▶ _THE TASK_:
Give every line of the material below as a JSON list of strings, one string per line, with blank lines omitted.

▶ _ENTRIES_:
## start
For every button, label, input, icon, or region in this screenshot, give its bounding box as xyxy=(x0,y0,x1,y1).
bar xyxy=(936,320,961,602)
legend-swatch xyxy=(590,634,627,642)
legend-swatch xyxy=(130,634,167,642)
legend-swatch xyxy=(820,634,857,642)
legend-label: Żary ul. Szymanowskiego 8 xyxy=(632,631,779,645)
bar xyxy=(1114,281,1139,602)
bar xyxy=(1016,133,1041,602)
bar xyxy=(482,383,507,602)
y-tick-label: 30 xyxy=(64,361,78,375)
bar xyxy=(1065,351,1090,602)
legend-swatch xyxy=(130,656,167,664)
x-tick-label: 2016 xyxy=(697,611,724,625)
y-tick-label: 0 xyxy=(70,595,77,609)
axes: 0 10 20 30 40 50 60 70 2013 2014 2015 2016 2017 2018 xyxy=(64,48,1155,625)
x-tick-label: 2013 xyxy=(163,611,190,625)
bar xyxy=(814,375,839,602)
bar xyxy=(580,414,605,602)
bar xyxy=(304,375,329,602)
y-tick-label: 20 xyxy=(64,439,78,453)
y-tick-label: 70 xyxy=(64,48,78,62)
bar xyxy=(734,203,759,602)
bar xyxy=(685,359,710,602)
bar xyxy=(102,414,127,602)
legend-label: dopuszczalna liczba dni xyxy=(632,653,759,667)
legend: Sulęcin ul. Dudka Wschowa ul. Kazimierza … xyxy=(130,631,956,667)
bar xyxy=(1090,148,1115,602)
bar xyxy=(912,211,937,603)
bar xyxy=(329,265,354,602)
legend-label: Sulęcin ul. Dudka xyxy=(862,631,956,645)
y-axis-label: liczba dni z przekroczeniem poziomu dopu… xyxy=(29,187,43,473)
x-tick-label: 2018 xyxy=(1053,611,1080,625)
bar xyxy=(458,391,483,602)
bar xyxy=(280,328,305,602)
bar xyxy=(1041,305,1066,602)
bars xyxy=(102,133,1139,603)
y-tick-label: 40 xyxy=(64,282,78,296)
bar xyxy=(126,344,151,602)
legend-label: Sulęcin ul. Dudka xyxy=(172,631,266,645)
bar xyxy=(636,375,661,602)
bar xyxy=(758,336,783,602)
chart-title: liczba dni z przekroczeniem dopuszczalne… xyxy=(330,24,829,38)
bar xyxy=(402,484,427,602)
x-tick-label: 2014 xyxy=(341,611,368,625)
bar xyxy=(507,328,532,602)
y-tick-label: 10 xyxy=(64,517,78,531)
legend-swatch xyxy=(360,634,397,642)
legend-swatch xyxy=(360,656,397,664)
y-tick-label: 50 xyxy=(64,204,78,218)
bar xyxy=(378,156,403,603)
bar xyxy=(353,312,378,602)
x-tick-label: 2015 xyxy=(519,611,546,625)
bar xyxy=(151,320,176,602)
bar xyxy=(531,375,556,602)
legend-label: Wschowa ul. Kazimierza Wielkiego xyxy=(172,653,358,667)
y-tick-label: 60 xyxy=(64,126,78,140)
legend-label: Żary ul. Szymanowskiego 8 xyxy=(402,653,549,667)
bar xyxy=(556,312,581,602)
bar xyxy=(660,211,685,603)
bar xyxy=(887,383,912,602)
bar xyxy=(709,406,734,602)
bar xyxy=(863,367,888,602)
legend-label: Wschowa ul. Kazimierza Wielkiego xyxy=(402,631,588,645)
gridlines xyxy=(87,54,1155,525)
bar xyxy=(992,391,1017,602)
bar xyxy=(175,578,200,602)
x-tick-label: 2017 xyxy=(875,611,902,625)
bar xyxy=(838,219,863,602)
## end
▶ _FULL SOLUTION_:
[
  "For every button, label, input, icon, or region in this screenshot, give its bounding box as xyxy=(x0,y0,x1,y1).",
  "bar xyxy=(936,320,961,602)",
  "legend-swatch xyxy=(590,634,627,642)",
  "legend-swatch xyxy=(130,634,167,642)",
  "legend-swatch xyxy=(820,634,857,642)",
  "legend-label: Żary ul. Szymanowskiego 8 xyxy=(632,631,779,645)",
  "bar xyxy=(1114,281,1139,602)",
  "bar xyxy=(1016,133,1041,602)",
  "bar xyxy=(482,383,507,602)",
  "y-tick-label: 30 xyxy=(64,361,78,375)",
  "bar xyxy=(1065,351,1090,602)",
  "legend-swatch xyxy=(130,656,167,664)",
  "x-tick-label: 2016 xyxy=(697,611,724,625)",
  "y-tick-label: 0 xyxy=(70,595,77,609)",
  "axes: 0 10 20 30 40 50 60 70 2013 2014 2015 2016 2017 2018 xyxy=(64,48,1155,625)",
  "x-tick-label: 2013 xyxy=(163,611,190,625)",
  "bar xyxy=(814,375,839,602)",
  "bar xyxy=(580,414,605,602)",
  "bar xyxy=(304,375,329,602)",
  "y-tick-label: 20 xyxy=(64,439,78,453)",
  "y-tick-label: 70 xyxy=(64,48,78,62)",
  "bar xyxy=(734,203,759,602)",
  "bar xyxy=(685,359,710,602)",
  "bar xyxy=(102,414,127,602)",
  "legend-label: dopuszczalna liczba dni xyxy=(632,653,759,667)",
  "legend: Sulęcin ul. Dudka Wschowa ul. Kazimierza … xyxy=(130,631,956,667)",
  "bar xyxy=(1090,148,1115,602)",
  "bar xyxy=(912,211,937,603)",
  "bar xyxy=(329,265,354,602)",
  "legend-label: Sulęcin ul. Dudka xyxy=(862,631,956,645)",
  "y-axis-label: liczba dni z przekroczeniem poziomu dopu… xyxy=(29,187,43,473)",
  "x-tick-label: 2018 xyxy=(1053,611,1080,625)",
  "bar xyxy=(458,391,483,602)",
  "bar xyxy=(280,328,305,602)",
  "bar xyxy=(1041,305,1066,602)",
  "bars xyxy=(102,133,1139,603)",
  "y-tick-label: 40 xyxy=(64,282,78,296)",
  "bar xyxy=(126,344,151,602)",
  "legend-label: Sulęcin ul. Dudka xyxy=(172,631,266,645)",
  "bar xyxy=(636,375,661,602)",
  "bar xyxy=(758,336,783,602)",
  "chart-title: liczba dni z przekroczeniem dopuszczalne… xyxy=(330,24,829,38)",
  "bar xyxy=(402,484,427,602)",
  "x-tick-label: 2014 xyxy=(341,611,368,625)",
  "bar xyxy=(507,328,532,602)",
  "y-tick-label: 10 xyxy=(64,517,78,531)",
  "legend-swatch xyxy=(360,634,397,642)",
  "legend-swatch xyxy=(360,656,397,664)",
  "y-tick-label: 50 xyxy=(64,204,78,218)",
  "bar xyxy=(378,156,403,603)",
  "bar xyxy=(353,312,378,602)",
  "x-tick-label: 2015 xyxy=(519,611,546,625)",
  "bar xyxy=(151,320,176,602)",
  "bar xyxy=(531,375,556,602)",
  "legend-label: Wschowa ul. Kazimierza Wielkiego xyxy=(172,653,358,667)",
  "y-tick-label: 60 xyxy=(64,126,78,140)",
  "legend-label: Żary ul. Szymanowskiego 8 xyxy=(402,653,549,667)",
  "bar xyxy=(556,312,581,602)",
  "bar xyxy=(660,211,685,603)",
  "bar xyxy=(887,383,912,602)",
  "bar xyxy=(709,406,734,602)",
  "bar xyxy=(863,367,888,602)",
  "legend-label: Wschowa ul. Kazimierza Wielkiego xyxy=(402,631,588,645)",
  "gridlines xyxy=(87,54,1155,525)",
  "bar xyxy=(992,391,1017,602)",
  "bar xyxy=(175,578,200,602)",
  "x-tick-label: 2017 xyxy=(875,611,902,625)",
  "bar xyxy=(838,219,863,602)"
]